▸ **ENTRIES**
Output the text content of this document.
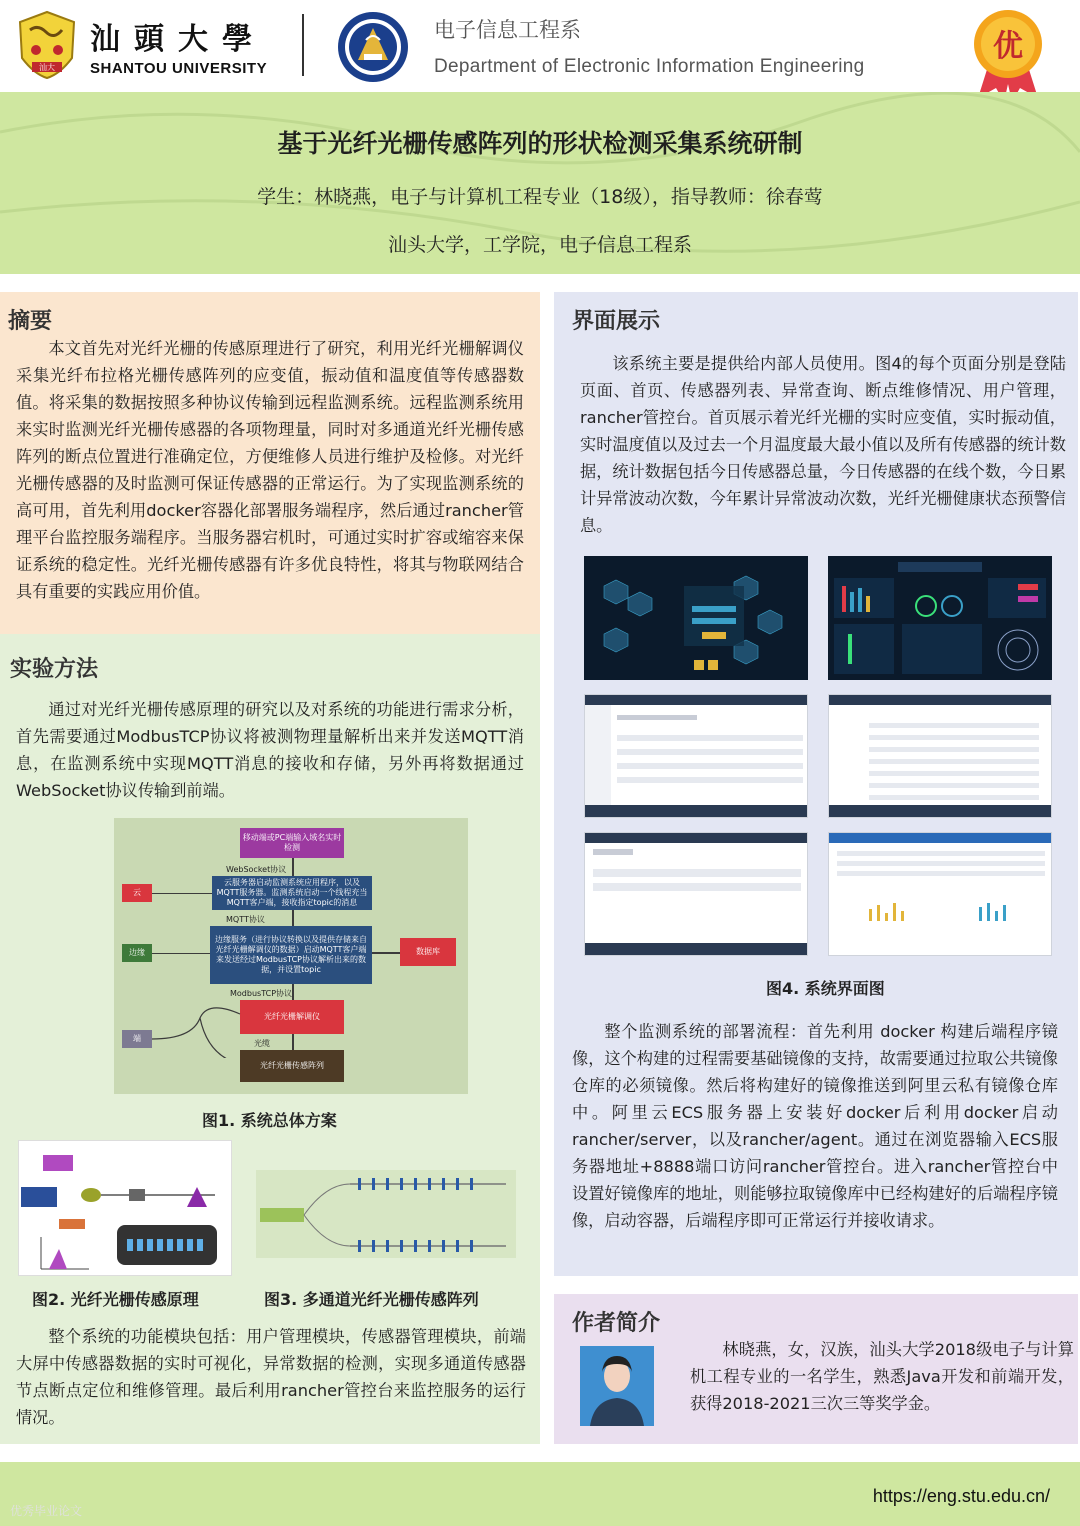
汕大
汕頭大學
SHANTOU UNIVERSITY
电子信息工程系
Department of Electronic Information Engineering
优
基于光纤光栅传感阵列的形状检测采集系统研制
学生：林晓燕，电子与计算机工程专业（18级），指导教师：徐春莺
汕头大学，工学院，电子信息工程系
摘要
本文首先对光纤光栅的传感原理进行了研究，利用光纤光栅解调仪采集光纤布拉格光栅传感阵列的应变值，振动值和温度值等传感器数值。将采集的数据按照多种协议传输到远程监测系统。远程监测系统用来实时监测光纤光栅传感器的各项物理量，同时对多通道光纤光栅传感阵列的断点位置进行准确定位，方便维修人员进行维护及检修。对光纤光栅传感器的及时监测可保证传感器的正常运行。为了实现监测系统的高可用，首先利用docker容器化部署服务端程序，然后通过rancher管理平台监控服务端程序。当服务器宕机时，可通过实时扩容或缩容来保证系统的稳定性。光纤光栅传感器有许多优良特性，将其与物联网结合具有重要的实践应用价值。
实验方法
通过对光纤光栅传感原理的研究以及对系统的功能进行需求分析，首先需要通过ModbusTCP协议将被测物理量解析出来并发送MQTT消息，在监测系统中实现MQTT消息的接收和存储，另外再将数据通过WebSocket协议传输到前端。
移动端或PC端输入域名实时检测
WebSocket协议
云服务器启动监测系统应用程序，以及MQTT服务器。监测系统启动一个线程充当MQTT客户端，接收指定topic的消息
MQTT协议
边缘服务（进行协议转换以及提供存储来自光纤光栅解调仪的数据）启动MQTT客户端来发送经过ModbusTCP协议解析出来的数据，并设置topic
ModbusTCP协议
光纤光栅解调仪
光缆
光纤光栅传感阵列
云
边缘
端
数据库
图1. 系统总体方案
图2. 光纤光栅传感原理	图3. 多通道光纤光栅传感阵列
整个系统的功能模块包括：用户管理模块，传感器管理模块，前端大屏中传感器数据的实时可视化，异常数据的检测，实现多通道传感器节点断点定位和维修管理。最后利用rancher管控台来监控服务的运行情况。
界面展示
该系统主要是提供给内部人员使用。图4的每个页面分别是登陆页面、首页、传感器列表、异常查询、断点维修情况、用户管理，rancher管控台。首页展示着光纤光栅的实时应变值，实时振动值，实时温度值以及过去一个月温度最大最小值以及所有传感器的统计数据，统计数据包括今日传感器总量，今日传感器的在线个数，今日累计异常波动次数，今年累计异常波动次数，光纤光栅健康状态预警信息。
图4. 系统界面图
整个监测系统的部署流程：首先利用 docker 构建后端程序镜像，这个构建的过程需要基础镜像的支持，故需要通过拉取公共镜像仓库的必须镜像。然后将构建好的镜像推送到阿里云私有镜像仓库中。阿里云ECS服务器上安装好docker后利用docker启动rancher/server，以及rancher/agent。通过在浏览器输入ECS服务器地址+8888端口访问rancher管控台。进入rancher管控台中设置好镜像库的地址，则能够拉取镜像库中已经构建好的后端程序镜像，启动容器，后端程序即可正常运行并接收请求。
作者简介
林晓燕，女，汉族，汕头大学2018级电子与计算机工程专业的一名学生，熟悉Java开发和前端开发，获得2018-2021三次三等奖学金。
https://eng.stu.edu.cn/
优秀毕业论文
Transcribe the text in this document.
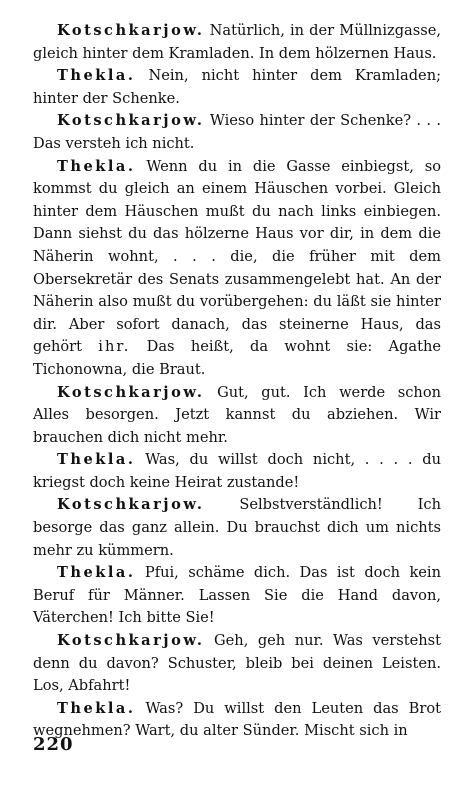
Kotschkarjow. Natürlich, in der Müllnizgasse, gleich hinter dem Kramladen. In dem hölzernen Haus.

Thekla. Nein, nicht hinter dem Kramladen; hinter der Schenke.

Kotschkarjow. Wieso hinter der Schenke? . . . Das versteh ich nicht.

Thekla. Wenn du in die Gasse einbiegst, so kommst du gleich an einem Häuschen vorbei. Gleich hinter dem Häuschen mußt du nach links einbiegen. Dann siehst du das hölzerne Haus vor dir, in dem die Näherin wohnt, . . . die, die früher mit dem Obersekretär des Senats zusammengelebt hat. An der Näherin also mußt du vorübergehen: du läßt sie hinter dir. Aber sofort danach, das steinerne Haus, das gehört ihr. Das heißt, da wohnt sie: Agathe Tichonowna, die Braut.

Kotschkarjow. Gut, gut. Ich werde schon Alles besorgen. Jetzt kannst du abziehen. Wir brauchen dich nicht mehr.

Thekla. Was, du willst doch nicht, . . . . du kriegst doch keine Heirat zustande!

Kotschkarjow. Selbstverständlich! Ich besorge das ganz allein. Du brauchst dich um nichts mehr zu kümmern.

Thekla. Pfui, schäme dich. Das ist doch kein Beruf für Männer. Lassen Sie die Hand davon, Väterchen! Ich bitte Sie!

Kotschkarjow. Geh, geh nur. Was verstehst denn du davon? Schuster, bleib bei deinen Leisten. Los, Abfahrt!

Thekla. Was? Du willst den Leuten das Brot wegnehmen? Wart, du alter Sünder. Mischt sich in

220
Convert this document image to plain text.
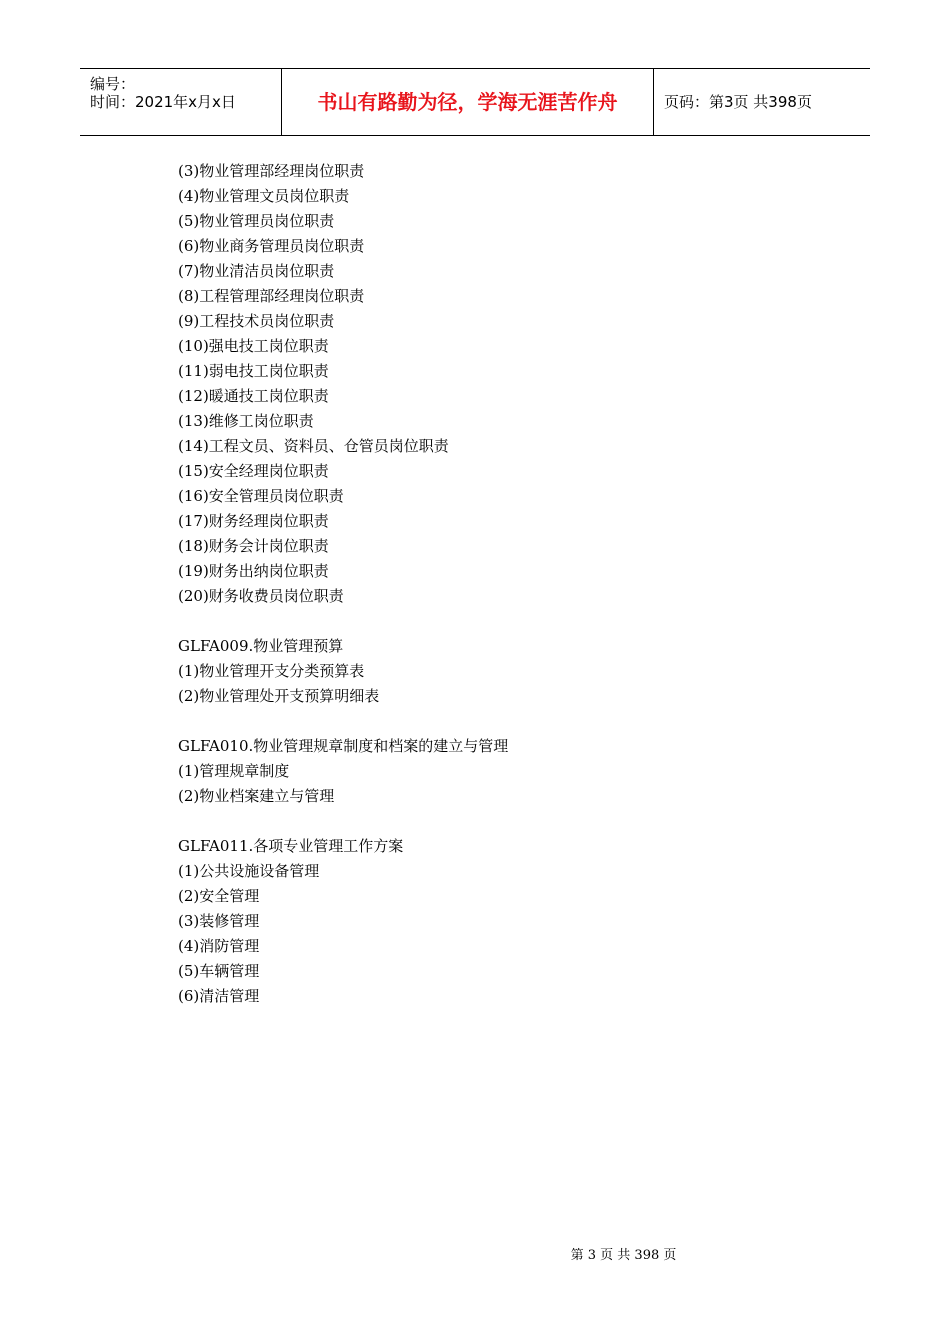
编号：
时间：2021年x月x日	书山有路勤为径，学海无涯苦作舟	页码：第3页 共398页
(3)物业管理部经理岗位职责
(4)物业管理文员岗位职责
(5)物业管理员岗位职责
(6)物业商务管理员岗位职责
(7)物业清洁员岗位职责
(8)工程管理部经理岗位职责
(9)工程技术员岗位职责
(10)强电技工岗位职责
(11)弱电技工岗位职责
(12)暖通技工岗位职责
(13)维修工岗位职责
(14)工程文员、资料员、仓管员岗位职责
(15)安全经理岗位职责
(16)安全管理员岗位职责
(17)财务经理岗位职责
(18)财务会计岗位职责
(19)财务出纳岗位职责
(20)财务收费员岗位职责
GLFA009.物业管理预算
(1)物业管理开支分类预算表
(2)物业管理处开支预算明细表
GLFA010.物业管理规章制度和档案的建立与管理
(1)管理规章制度
(2)物业档案建立与管理
GLFA011.各项专业管理工作方案
(1)公共设施设备管理
(2)安全管理
(3)装修管理
(4)消防管理
(5)车辆管理
(6)清洁管理
第 3 页 共 398 页
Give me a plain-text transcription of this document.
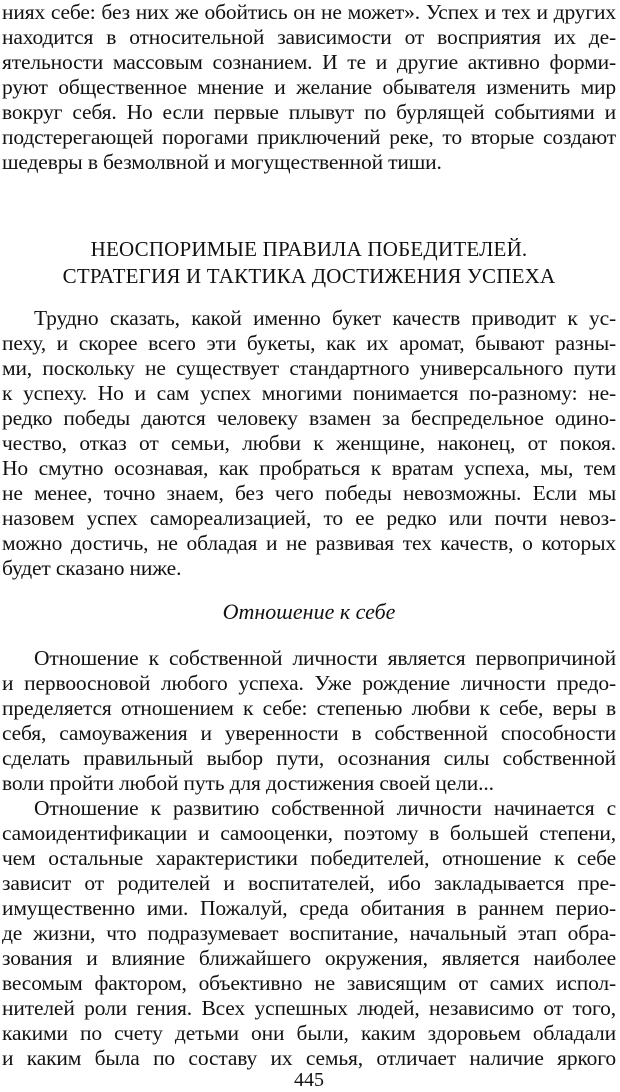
ниях себе: без них же обойтись он не может». Успех и тех и других
находится в относительной зависимости от восприятия их де-
ятельности массовым сознанием. И те и другие активно форми-
руют общественное мнение и желание обывателя изменить мир
вокруг себя. Но если первые плывут по бурлящей событиями и
подстерегающей порогами приключений реке, то вторые создают
шедевры в безмолвной и могущественной тиши.
НЕОСПОРИМЫЕ ПРАВИЛА ПОБЕДИТЕЛЕЙ.
СТРАТЕГИЯ И ТАКТИКА ДОСТИЖЕНИЯ УСПЕХА
Трудно сказать, какой именно букет качеств приводит к ус-
пеху, и скорее всего эти букеты, как их аромат, бывают разны-
ми, поскольку не существует стандартного универсального пути
к успеху. Но и сам успех многими понимается по-разному: не-
редко победы даются человеку взамен за беспредельное одино-
чество, отказ от семьи, любви к женщине, наконец, от покоя.
Но смутно осознавая, как пробраться к вратам успеха, мы, тем
не менее, точно знаем, без чего победы невозможны. Если мы
назовем успех самореализацией, то ее редко или почти невоз-
можно достичь, не обладая и не развивая тех качеств, о которых
будет сказано ниже.
Отношение к себе
Отношение к собственной личности является первопричиной
и первоосновой любого успеха. Уже рождение личности предо-
пределяется отношением к себе: степенью любви к себе, веры в
себя, самоуважения и уверенности в собственной способности
сделать правильный выбор пути, осознания силы собственной
воли пройти любой путь для достижения своей цели...
Отношение к развитию собственной личности начинается с
самоидентификации и самооценки, поэтому в большей степени,
чем остальные характеристики победителей, отношение к себе
зависит от родителей и воспитателей, ибо закладывается пре-
имущественно ими. Пожалуй, среда обитания в раннем перио-
де жизни, что подразумевает воспитание, начальный этап обра-
зования и влияние ближайшего окружения, является наиболее
весомым фактором, объективно не зависящим от самих испол-
нителей роли гения. Всех успешных людей, независимо от того,
какими по счету детьми они были, каким здоровьем обладали
и каким была по составу их семья, отличает наличие яркого
445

▸ **DO THIS**
Identify the lines in the entries above that contain "doch", then copy them out.

▸ **WRITTEN ANSWER**
Thekla. Was, du willst doch nicht, . . . . du kriegst doch keine Heirat zustande!
Thekla. Pfui, schäme dich. Das ist doch kein Beruf für Männer. Lassen Sie die Hand davon, Väterchen! Ich bitte Sie!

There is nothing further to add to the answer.